*WRITTEN TASK*: Collect all lines below with the string "this".

[Structured figure records]
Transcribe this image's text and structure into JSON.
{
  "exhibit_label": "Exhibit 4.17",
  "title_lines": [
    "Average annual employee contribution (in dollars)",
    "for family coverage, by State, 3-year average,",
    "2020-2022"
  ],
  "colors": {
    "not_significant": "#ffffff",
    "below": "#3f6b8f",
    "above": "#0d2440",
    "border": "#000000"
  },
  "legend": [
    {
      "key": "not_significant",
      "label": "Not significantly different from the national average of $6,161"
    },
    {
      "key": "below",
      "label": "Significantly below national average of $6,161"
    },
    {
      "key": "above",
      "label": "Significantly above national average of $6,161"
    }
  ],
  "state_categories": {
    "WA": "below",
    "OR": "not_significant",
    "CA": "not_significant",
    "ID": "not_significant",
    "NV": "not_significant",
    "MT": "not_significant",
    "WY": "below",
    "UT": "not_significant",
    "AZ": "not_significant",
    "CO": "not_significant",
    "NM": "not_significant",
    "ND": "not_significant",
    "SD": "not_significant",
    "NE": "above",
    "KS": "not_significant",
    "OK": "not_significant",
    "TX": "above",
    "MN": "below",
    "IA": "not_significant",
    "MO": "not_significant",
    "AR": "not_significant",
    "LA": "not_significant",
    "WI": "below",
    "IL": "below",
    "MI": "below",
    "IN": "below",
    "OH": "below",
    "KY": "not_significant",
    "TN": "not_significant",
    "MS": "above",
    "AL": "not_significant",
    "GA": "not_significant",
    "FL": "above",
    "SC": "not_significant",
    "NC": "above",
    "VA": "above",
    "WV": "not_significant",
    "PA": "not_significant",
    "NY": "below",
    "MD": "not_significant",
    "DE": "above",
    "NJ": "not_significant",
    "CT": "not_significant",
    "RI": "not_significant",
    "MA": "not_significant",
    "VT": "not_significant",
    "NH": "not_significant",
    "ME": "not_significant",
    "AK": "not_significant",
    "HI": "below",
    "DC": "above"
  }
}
* * *
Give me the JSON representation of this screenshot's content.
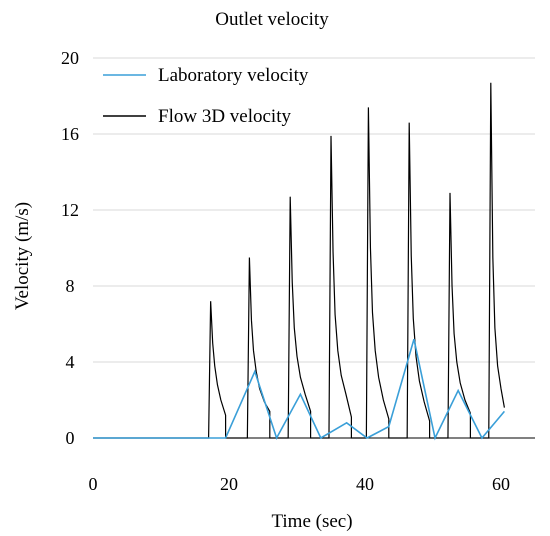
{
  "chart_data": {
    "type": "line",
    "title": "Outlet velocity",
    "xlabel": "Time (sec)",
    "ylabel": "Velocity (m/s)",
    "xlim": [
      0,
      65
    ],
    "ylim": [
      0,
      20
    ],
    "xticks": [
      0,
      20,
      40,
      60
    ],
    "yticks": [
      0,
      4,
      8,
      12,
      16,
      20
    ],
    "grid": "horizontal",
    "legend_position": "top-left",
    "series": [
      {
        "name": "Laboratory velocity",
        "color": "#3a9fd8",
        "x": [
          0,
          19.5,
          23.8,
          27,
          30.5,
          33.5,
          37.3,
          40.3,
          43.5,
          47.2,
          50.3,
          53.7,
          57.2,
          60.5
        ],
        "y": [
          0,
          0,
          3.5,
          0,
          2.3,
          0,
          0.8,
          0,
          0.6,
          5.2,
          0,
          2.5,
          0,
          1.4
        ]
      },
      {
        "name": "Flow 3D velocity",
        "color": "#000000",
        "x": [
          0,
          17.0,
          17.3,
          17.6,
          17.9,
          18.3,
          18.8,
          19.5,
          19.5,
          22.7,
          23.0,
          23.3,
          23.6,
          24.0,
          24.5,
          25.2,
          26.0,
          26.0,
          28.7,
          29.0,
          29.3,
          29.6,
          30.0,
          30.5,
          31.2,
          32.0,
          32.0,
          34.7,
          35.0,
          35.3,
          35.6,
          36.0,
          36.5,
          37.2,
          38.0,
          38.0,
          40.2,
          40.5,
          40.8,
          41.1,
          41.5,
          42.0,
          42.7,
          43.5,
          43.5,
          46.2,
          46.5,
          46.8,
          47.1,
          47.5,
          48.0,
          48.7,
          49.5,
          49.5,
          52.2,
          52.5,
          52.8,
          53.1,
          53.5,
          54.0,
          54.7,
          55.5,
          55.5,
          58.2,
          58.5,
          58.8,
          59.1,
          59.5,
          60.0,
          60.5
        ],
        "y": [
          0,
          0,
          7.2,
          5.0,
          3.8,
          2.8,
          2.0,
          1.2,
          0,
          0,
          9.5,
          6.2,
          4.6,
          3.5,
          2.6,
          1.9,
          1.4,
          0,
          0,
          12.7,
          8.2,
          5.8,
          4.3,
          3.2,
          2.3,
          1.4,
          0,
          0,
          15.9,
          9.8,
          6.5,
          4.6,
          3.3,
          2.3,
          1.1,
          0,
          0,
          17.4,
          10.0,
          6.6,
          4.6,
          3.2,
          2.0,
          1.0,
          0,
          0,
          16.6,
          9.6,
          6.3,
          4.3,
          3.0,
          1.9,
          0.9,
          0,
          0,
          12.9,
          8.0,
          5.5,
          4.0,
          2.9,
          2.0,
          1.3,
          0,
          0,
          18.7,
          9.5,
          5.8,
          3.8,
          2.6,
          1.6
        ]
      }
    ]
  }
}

*RESPONSE*:
Transcribe this image's text and structure into JSON.
Give me the JSON representation of this screenshot's content.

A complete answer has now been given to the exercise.